━━ SUPPLIED DATA ━━
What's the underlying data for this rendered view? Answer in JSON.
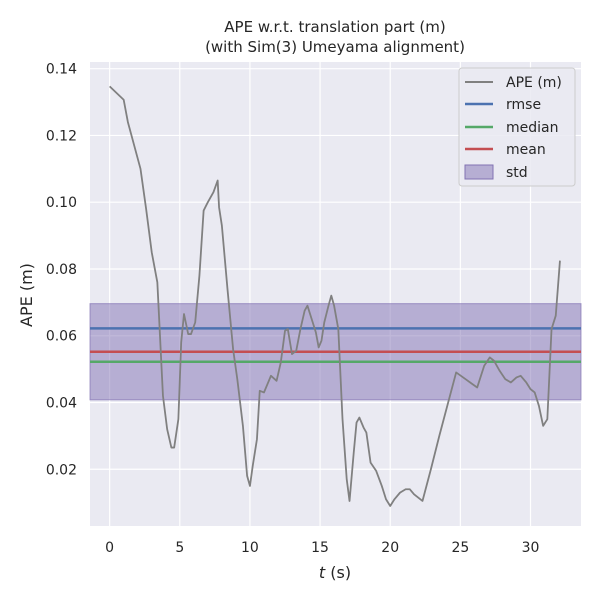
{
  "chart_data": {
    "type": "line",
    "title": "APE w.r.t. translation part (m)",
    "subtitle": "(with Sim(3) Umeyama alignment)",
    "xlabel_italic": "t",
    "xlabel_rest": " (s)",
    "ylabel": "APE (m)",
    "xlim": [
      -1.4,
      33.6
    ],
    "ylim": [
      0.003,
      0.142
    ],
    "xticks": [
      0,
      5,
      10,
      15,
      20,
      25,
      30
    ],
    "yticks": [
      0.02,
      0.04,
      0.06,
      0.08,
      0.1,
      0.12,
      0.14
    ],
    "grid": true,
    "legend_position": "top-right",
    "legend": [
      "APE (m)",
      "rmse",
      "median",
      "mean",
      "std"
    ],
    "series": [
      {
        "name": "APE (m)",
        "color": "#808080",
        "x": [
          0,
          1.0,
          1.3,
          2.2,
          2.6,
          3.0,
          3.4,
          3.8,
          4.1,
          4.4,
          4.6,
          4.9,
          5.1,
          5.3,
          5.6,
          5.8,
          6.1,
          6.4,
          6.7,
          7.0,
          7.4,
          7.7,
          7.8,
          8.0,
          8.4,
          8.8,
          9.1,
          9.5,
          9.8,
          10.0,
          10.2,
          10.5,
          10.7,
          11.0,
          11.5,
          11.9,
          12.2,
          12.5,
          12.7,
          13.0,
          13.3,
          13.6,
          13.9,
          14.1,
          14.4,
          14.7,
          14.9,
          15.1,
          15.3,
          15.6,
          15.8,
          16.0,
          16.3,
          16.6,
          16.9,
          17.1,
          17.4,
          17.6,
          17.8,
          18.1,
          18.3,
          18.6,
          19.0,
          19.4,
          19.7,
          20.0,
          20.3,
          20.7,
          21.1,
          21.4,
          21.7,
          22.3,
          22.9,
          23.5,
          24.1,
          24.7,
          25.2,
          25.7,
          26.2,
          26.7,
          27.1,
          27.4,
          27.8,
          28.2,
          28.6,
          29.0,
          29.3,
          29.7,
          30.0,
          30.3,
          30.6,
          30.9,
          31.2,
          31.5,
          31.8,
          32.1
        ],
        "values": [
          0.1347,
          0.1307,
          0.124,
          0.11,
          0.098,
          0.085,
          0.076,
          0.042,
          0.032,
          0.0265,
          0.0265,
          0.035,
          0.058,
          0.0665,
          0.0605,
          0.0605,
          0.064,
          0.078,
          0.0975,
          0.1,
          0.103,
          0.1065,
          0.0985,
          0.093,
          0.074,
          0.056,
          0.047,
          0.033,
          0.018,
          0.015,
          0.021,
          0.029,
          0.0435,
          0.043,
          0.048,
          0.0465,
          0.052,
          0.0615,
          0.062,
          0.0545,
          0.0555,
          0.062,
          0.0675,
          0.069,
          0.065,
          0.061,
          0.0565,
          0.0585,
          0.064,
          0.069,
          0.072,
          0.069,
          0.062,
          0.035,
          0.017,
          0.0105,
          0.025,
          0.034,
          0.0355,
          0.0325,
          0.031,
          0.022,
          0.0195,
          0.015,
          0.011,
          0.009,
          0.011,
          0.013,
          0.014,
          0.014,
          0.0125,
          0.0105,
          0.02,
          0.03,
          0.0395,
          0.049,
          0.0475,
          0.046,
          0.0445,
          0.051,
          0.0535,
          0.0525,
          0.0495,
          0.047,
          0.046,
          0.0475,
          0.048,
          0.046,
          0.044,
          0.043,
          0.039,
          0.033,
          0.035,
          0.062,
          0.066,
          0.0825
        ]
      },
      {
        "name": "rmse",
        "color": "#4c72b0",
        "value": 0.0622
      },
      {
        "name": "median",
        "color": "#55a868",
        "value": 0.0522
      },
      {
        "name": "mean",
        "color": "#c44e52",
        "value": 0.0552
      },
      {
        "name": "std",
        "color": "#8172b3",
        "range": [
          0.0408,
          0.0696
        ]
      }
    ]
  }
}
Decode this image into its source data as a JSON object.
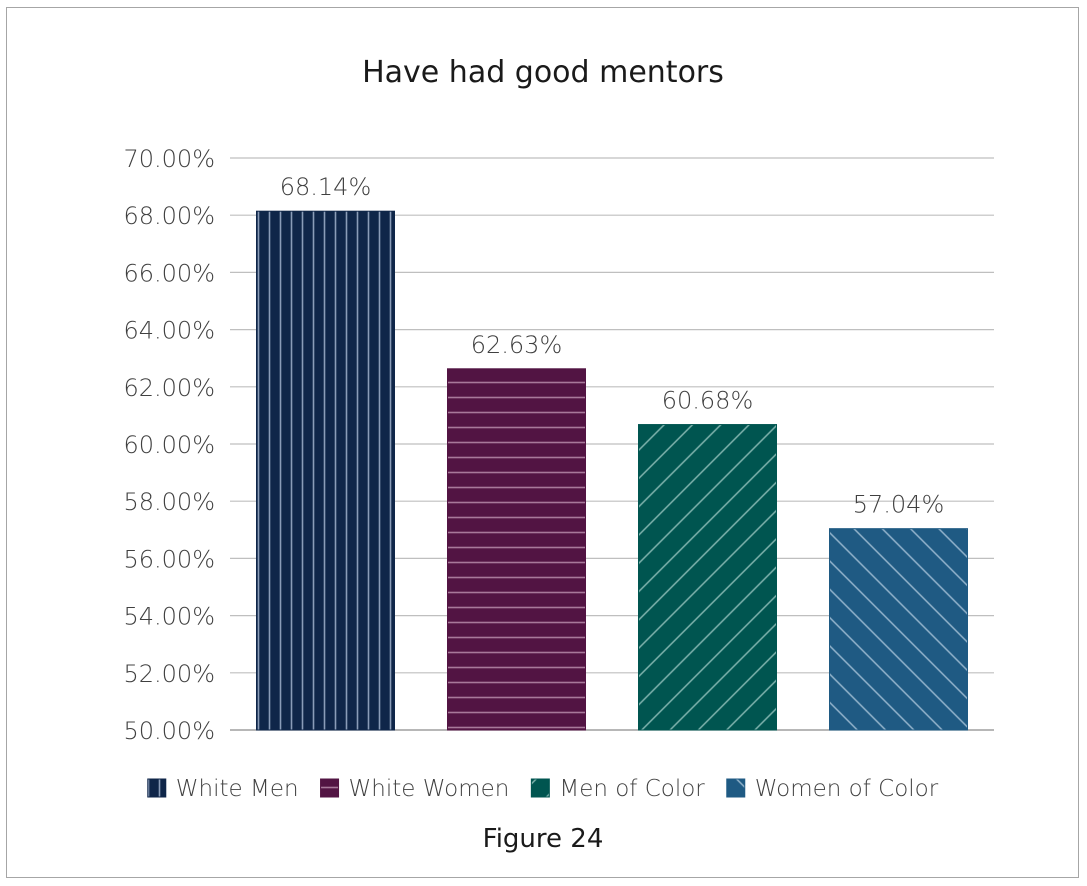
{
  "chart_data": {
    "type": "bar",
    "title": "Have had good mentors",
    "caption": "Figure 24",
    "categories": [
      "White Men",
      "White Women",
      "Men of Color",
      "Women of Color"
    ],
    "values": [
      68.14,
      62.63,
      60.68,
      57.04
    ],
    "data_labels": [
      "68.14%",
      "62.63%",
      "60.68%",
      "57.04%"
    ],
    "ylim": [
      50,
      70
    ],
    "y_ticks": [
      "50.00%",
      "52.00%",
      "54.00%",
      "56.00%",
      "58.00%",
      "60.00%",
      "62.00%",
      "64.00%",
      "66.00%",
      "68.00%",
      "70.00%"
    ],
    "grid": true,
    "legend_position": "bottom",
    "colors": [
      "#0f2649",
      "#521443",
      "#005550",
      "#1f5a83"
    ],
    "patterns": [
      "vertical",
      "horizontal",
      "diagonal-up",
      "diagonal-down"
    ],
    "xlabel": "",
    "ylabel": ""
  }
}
━━━
__THE PROBLEM__: Search the entries for the word "name" and pick out every line that holds it.

__WRITTEN ANSWER__:
        "name": "APE (m)",
        "name": "rmse",
        "name": "median",
        "name": "mean",
        "name": "std",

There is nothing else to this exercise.